## BEGIN

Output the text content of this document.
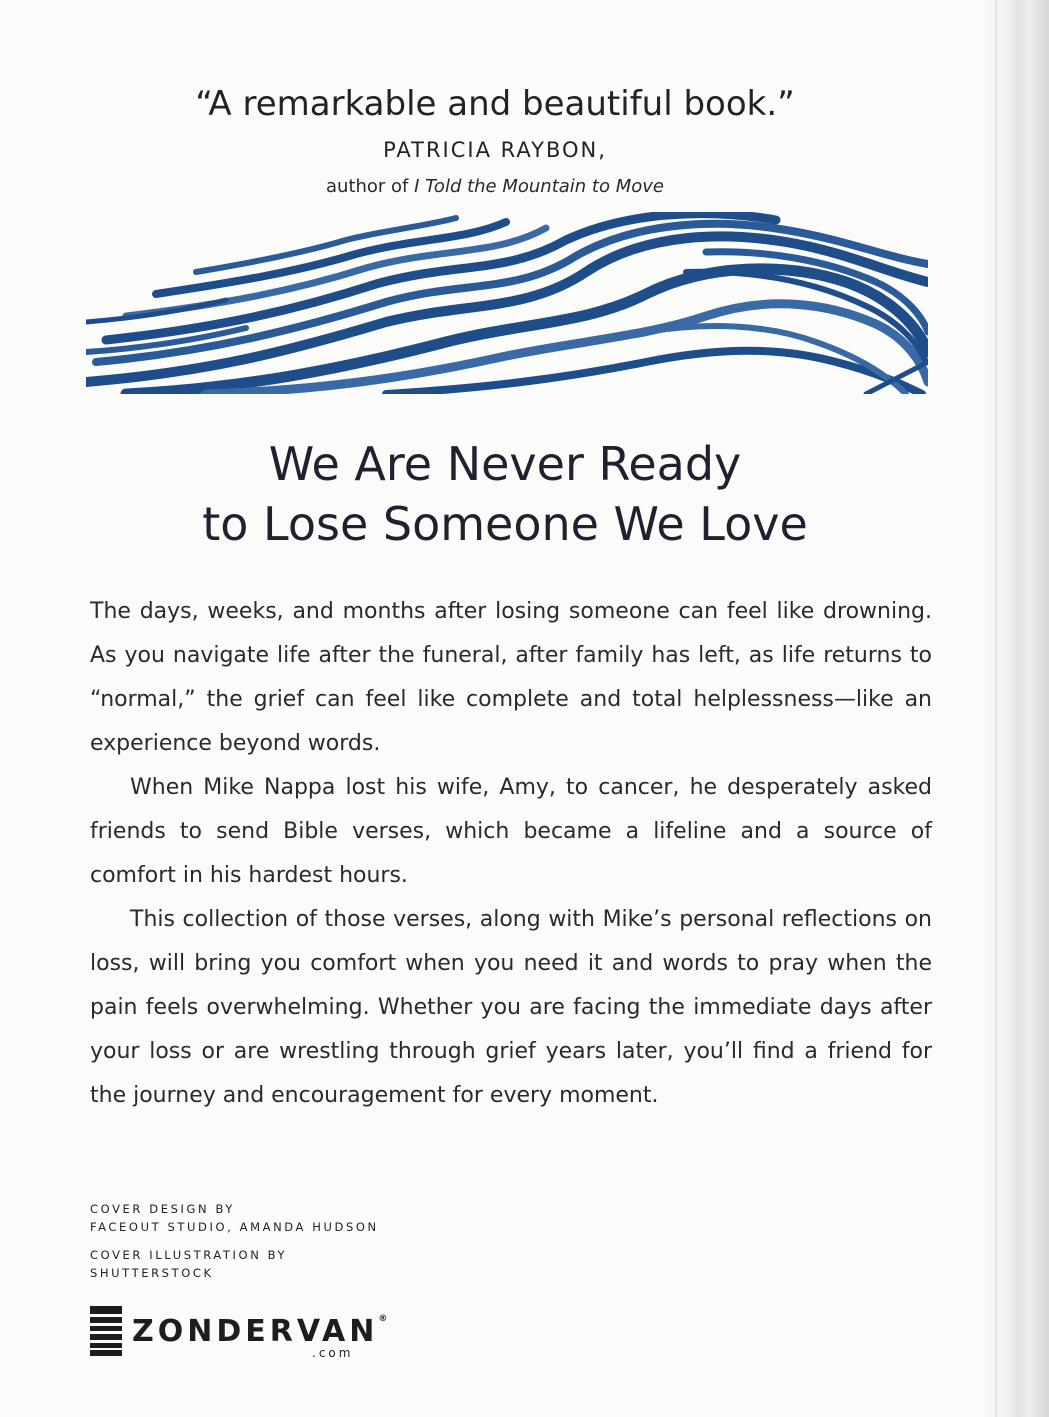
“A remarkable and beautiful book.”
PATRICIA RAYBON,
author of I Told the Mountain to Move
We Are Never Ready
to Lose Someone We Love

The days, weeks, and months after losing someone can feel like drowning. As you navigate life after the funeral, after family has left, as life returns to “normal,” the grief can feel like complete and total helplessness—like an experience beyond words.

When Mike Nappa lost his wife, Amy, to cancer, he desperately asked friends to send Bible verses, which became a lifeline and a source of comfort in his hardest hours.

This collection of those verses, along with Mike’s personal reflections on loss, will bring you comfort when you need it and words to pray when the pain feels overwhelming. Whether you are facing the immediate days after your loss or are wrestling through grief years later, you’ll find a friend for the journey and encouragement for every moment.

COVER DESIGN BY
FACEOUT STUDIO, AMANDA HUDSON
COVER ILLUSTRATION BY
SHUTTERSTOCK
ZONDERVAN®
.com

## END

→ **What is required**: Pictures don't belong in the copy. Restate all the entries exactly.

→ **Worked answer**:
Output the text content of this document.
“A remarkable and beautiful book.”
PATRICIA RAYBON,
author of I Told the Mountain to Move
We Are Never Ready
to Lose Someone We Love

The days, weeks, and months after losing someone can feel like drowning. As you navigate life after the funeral, after family has left, as life returns to “normal,” the grief can feel like complete and total helplessness—like an experience beyond words.

When Mike Nappa lost his wife, Amy, to cancer, he desperately asked friends to send Bible verses, which became a lifeline and a source of comfort in his hardest hours.

This collection of those verses, along with Mike’s personal reflections on loss, will bring you comfort when you need it and words to pray when the pain feels overwhelming. Whether you are facing the immediate days after your loss or are wrestling through grief years later, you’ll find a friend for the journey and encouragement for every moment.

COVER DESIGN BY
FACEOUT STUDIO, AMANDA HUDSON
COVER ILLUSTRATION BY
SHUTTERSTOCK
ZONDERVAN®
.com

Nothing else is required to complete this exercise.